____ Records for this task

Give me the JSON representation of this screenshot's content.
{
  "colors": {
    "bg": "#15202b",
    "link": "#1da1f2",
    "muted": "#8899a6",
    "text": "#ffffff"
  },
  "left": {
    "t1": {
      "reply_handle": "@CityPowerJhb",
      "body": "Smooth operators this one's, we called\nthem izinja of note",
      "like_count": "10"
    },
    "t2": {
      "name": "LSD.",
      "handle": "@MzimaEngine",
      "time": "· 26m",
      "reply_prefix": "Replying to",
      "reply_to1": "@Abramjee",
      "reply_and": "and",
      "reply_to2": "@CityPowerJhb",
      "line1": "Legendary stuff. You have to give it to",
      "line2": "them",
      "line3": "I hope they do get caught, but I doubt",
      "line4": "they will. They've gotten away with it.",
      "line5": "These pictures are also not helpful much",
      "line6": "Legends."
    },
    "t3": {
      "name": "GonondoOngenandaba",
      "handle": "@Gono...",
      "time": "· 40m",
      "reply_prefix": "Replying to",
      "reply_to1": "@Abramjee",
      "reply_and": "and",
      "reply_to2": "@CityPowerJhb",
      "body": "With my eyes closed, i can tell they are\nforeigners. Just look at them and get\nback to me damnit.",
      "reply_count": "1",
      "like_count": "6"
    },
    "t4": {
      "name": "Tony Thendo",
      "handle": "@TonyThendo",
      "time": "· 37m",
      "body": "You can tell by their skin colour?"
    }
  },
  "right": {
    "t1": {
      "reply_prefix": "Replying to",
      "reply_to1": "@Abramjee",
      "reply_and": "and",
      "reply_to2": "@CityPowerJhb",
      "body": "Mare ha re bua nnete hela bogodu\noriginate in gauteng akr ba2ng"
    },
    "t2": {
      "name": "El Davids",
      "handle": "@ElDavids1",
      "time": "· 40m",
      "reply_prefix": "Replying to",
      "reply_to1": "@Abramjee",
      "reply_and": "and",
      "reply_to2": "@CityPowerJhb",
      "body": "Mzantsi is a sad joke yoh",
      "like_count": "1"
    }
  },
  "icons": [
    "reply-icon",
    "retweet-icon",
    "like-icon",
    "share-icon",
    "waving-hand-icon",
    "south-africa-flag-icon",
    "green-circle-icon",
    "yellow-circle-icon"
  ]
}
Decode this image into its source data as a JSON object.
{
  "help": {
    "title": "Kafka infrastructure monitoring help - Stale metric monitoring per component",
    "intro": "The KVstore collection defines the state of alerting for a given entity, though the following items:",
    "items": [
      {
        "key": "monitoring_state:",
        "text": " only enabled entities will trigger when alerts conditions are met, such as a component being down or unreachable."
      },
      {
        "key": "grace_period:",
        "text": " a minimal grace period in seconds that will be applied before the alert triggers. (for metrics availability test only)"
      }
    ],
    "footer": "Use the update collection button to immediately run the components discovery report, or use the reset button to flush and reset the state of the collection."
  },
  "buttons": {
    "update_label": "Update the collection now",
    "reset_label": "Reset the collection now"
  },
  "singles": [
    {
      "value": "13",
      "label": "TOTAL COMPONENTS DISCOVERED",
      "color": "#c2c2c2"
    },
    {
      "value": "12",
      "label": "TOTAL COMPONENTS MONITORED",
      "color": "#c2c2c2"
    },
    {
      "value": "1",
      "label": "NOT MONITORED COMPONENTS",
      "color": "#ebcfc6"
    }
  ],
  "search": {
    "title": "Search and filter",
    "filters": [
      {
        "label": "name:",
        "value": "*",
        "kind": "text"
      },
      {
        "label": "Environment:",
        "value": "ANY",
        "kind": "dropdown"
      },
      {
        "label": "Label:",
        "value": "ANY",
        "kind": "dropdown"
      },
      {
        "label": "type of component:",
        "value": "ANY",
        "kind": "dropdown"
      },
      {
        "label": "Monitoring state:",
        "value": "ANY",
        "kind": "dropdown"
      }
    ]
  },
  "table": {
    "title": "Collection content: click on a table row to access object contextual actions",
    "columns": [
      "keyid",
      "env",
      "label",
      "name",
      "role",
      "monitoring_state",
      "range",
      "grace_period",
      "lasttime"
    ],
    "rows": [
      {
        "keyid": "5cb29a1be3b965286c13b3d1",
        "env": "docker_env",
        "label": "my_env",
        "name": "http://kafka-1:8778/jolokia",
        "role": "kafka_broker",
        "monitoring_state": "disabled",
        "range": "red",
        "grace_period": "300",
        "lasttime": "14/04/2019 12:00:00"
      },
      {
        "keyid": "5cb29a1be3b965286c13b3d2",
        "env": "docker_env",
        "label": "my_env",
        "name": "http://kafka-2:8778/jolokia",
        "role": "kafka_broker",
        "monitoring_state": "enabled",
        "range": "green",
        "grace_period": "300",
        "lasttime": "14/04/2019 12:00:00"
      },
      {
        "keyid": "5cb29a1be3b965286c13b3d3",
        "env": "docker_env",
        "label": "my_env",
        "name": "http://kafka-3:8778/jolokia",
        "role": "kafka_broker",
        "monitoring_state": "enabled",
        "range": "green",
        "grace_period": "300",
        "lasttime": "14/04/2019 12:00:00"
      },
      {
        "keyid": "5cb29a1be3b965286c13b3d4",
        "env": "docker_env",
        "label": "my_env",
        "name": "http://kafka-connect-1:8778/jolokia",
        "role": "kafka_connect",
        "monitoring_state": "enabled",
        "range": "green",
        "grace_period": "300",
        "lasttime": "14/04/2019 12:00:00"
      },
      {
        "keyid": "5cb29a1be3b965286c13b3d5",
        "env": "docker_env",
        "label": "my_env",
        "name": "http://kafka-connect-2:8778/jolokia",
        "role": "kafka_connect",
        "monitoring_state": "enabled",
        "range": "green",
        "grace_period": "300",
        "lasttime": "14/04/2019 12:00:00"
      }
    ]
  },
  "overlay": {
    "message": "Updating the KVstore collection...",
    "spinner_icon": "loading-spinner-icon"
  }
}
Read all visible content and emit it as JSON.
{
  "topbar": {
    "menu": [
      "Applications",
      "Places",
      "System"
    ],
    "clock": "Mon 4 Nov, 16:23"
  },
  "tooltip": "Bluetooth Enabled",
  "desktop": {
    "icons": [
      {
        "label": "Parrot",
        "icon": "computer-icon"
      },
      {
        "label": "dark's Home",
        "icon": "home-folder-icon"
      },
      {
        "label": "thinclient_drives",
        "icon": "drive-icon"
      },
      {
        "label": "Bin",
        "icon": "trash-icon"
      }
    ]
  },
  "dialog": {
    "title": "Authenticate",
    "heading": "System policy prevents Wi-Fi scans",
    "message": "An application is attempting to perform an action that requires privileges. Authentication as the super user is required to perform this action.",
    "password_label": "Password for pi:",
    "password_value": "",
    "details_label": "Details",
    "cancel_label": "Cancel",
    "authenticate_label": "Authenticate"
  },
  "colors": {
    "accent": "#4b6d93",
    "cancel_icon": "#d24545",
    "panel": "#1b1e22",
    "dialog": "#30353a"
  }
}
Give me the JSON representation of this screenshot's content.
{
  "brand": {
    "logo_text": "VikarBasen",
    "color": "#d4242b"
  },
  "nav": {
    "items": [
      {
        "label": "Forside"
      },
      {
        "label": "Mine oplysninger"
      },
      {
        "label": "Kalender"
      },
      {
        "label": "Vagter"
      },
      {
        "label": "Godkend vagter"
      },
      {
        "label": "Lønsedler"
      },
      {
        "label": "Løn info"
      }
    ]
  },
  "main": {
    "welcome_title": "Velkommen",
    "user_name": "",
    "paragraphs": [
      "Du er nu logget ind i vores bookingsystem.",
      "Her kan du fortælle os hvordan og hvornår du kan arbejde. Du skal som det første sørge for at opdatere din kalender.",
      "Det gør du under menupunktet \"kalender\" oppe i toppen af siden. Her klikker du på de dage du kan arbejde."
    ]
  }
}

________

◆ **Your instructions**: Produce an exact copy of all the records.

◆ **Final result**:
Give me the JSON representation of this screenshot's content.
{
  "colors": {
    "bg": "#15202b",
    "link": "#1da1f2",
    "muted": "#8899a6",
    "text": "#ffffff"
  },
  "left": {
    "t1": {
      "reply_handle": "@CityPowerJhb",
      "body": "Smooth operators this one's, we called\nthem izinja of note",
      "like_count": "10"
    },
    "t2": {
      "name": "LSD.",
      "handle": "@MzimaEngine",
      "time": "· 26m",
      "reply_prefix": "Replying to",
      "reply_to1": "@Abramjee",
      "reply_and": "and",
      "reply_to2": "@CityPowerJhb",
      "line1": "Legendary stuff. You have to give it to",
      "line2": "them",
      "line3": "I hope they do get caught, but I doubt",
      "line4": "they will. They've gotten away with it.",
      "line5": "These pictures are also not helpful much",
      "line6": "Legends."
    },
    "t3": {
      "name": "GonondoOngenandaba",
      "handle": "@Gono...",
      "time": "· 40m",
      "reply_prefix": "Replying to",
      "reply_to1": "@Abramjee",
      "reply_and": "and",
      "reply_to2": "@CityPowerJhb",
      "body": "With my eyes closed, i can tell they are\nforeigners. Just look at them and get\nback to me damnit.",
      "reply_count": "1",
      "like_count": "6"
    },
    "t4": {
      "name": "Tony Thendo",
      "handle": "@TonyThendo",
      "time": "· 37m",
      "body": "You can tell by their skin colour?"
    }
  },
  "right": {
    "t1": {
      "reply_prefix": "Replying to",
      "reply_to1": "@Abramjee",
      "reply_and": "and",
      "reply_to2": "@CityPowerJhb",
      "body": "Mare ha re bua nnete hela bogodu\noriginate in gauteng akr ba2ng"
    },
    "t2": {
      "name": "El Davids",
      "handle": "@ElDavids1",
      "time": "· 40m",
      "reply_prefix": "Replying to",
      "reply_to1": "@Abramjee",
      "reply_and": "and",
      "reply_to2": "@CityPowerJhb",
      "body": "Mzantsi is a sad joke yoh",
      "like_count": "1"
    }
  },
  "icons": [
    "reply-icon",
    "retweet-icon",
    "like-icon",
    "share-icon",
    "waving-hand-icon",
    "south-africa-flag-icon",
    "green-circle-icon",
    "yellow-circle-icon"
  ]
}
Decode this image into its source data as a JSON object.
{
  "help": {
    "title": "Kafka infrastructure monitoring help - Stale metric monitoring per component",
    "intro": "The KVstore collection defines the state of alerting for a given entity, though the following items:",
    "items": [
      {
        "key": "monitoring_state:",
        "text": " only enabled entities will trigger when alerts conditions are met, such as a component being down or unreachable."
      },
      {
        "key": "grace_period:",
        "text": " a minimal grace period in seconds that will be applied before the alert triggers. (for metrics availability test only)"
      }
    ],
    "footer": "Use the update collection button to immediately run the components discovery report, or use the reset button to flush and reset the state of the collection."
  },
  "buttons": {
    "update_label": "Update the collection now",
    "reset_label": "Reset the collection now"
  },
  "singles": [
    {
      "value": "13",
      "label": "TOTAL COMPONENTS DISCOVERED",
      "color": "#c2c2c2"
    },
    {
      "value": "12",
      "label": "TOTAL COMPONENTS MONITORED",
      "color": "#c2c2c2"
    },
    {
      "value": "1",
      "label": "NOT MONITORED COMPONENTS",
      "color": "#ebcfc6"
    }
  ],
  "search": {
    "title": "Search and filter",
    "filters": [
      {
        "label": "name:",
        "value": "*",
        "kind": "text"
      },
      {
        "label": "Environment:",
        "value": "ANY",
        "kind": "dropdown"
      },
      {
        "label": "Label:",
        "value": "ANY",
        "kind": "dropdown"
      },
      {
        "label": "type of component:",
        "value": "ANY",
        "kind": "dropdown"
      },
      {
        "label": "Monitoring state:",
        "value": "ANY",
        "kind": "dropdown"
      }
    ]
  },
  "table": {
    "title": "Collection content: click on a table row to access object contextual actions",
    "columns": [
      "keyid",
      "env",
      "label",
      "name",
      "role",
      "monitoring_state",
      "range",
      "grace_period",
      "lasttime"
    ],
    "rows": [
      {
        "keyid": "5cb29a1be3b965286c13b3d1",
        "env": "docker_env",
        "label": "my_env",
        "name": "http://kafka-1:8778/jolokia",
        "role": "kafka_broker",
        "monitoring_state": "disabled",
        "range": "red",
        "grace_period": "300",
        "lasttime": "14/04/2019 12:00:00"
      },
      {
        "keyid": "5cb29a1be3b965286c13b3d2",
        "env": "docker_env",
        "label": "my_env",
        "name": "http://kafka-2:8778/jolokia",
        "role": "kafka_broker",
        "monitoring_state": "enabled",
        "range": "green",
        "grace_period": "300",
        "lasttime": "14/04/2019 12:00:00"
      },
      {
        "keyid": "5cb29a1be3b965286c13b3d3",
        "env": "docker_env",
        "label": "my_env",
        "name": "http://kafka-3:8778/jolokia",
        "role": "kafka_broker",
        "monitoring_state": "enabled",
        "range": "green",
        "grace_period": "300",
        "lasttime": "14/04/2019 12:00:00"
      },
      {
        "keyid": "5cb29a1be3b965286c13b3d4",
        "env": "docker_env",
        "label": "my_env",
        "name": "http://kafka-connect-1:8778/jolokia",
        "role": "kafka_connect",
        "monitoring_state": "enabled",
        "range": "green",
        "grace_period": "300",
        "lasttime": "14/04/2019 12:00:00"
      },
      {
        "keyid": "5cb29a1be3b965286c13b3d5",
        "env": "docker_env",
        "label": "my_env",
        "name": "http://kafka-connect-2:8778/jolokia",
        "role": "kafka_connect",
        "monitoring_state": "enabled",
        "range": "green",
        "grace_period": "300",
        "lasttime": "14/04/2019 12:00:00"
      }
    ]
  },
  "overlay": {
    "message": "Updating the KVstore collection...",
    "spinner_icon": "loading-spinner-icon"
  }
}
Read all visible content and emit it as JSON.
{
  "topbar": {
    "menu": [
      "Applications",
      "Places",
      "System"
    ],
    "clock": "Mon 4 Nov, 16:23"
  },
  "tooltip": "Bluetooth Enabled",
  "desktop": {
    "icons": [
      {
        "label": "Parrot",
        "icon": "computer-icon"
      },
      {
        "label": "dark's Home",
        "icon": "home-folder-icon"
      },
      {
        "label": "thinclient_drives",
        "icon": "drive-icon"
      },
      {
        "label": "Bin",
        "icon": "trash-icon"
      }
    ]
  },
  "dialog": {
    "title": "Authenticate",
    "heading": "System policy prevents Wi-Fi scans",
    "message": "An application is attempting to perform an action that requires privileges. Authentication as the super user is required to perform this action.",
    "password_label": "Password for pi:",
    "password_value": "",
    "details_label": "Details",
    "cancel_label": "Cancel",
    "authenticate_label": "Authenticate"
  },
  "colors": {
    "accent": "#4b6d93",
    "cancel_icon": "#d24545",
    "panel": "#1b1e22",
    "dialog": "#30353a"
  }
}
Give me the JSON representation of this screenshot's content.
{
  "brand": {
    "logo_text": "VikarBasen",
    "color": "#d4242b"
  },
  "nav": {
    "items": [
      {
        "label": "Forside"
      },
      {
        "label": "Mine oplysninger"
      },
      {
        "label": "Kalender"
      },
      {
        "label": "Vagter"
      },
      {
        "label": "Godkend vagter"
      },
      {
        "label": "Lønsedler"
      },
      {
        "label": "Løn info"
      }
    ]
  },
  "main": {
    "welcome_title": "Velkommen",
    "user_name": "",
    "paragraphs": [
      "Du er nu logget ind i vores bookingsystem.",
      "Her kan du fortælle os hvordan og hvornår du kan arbejde. Du skal som det første sørge for at opdatere din kalender.",
      "Det gør du under menupunktet \"kalender\" oppe i toppen af siden. Her klikker du på de dage du kan arbejde."
    ]
  }
}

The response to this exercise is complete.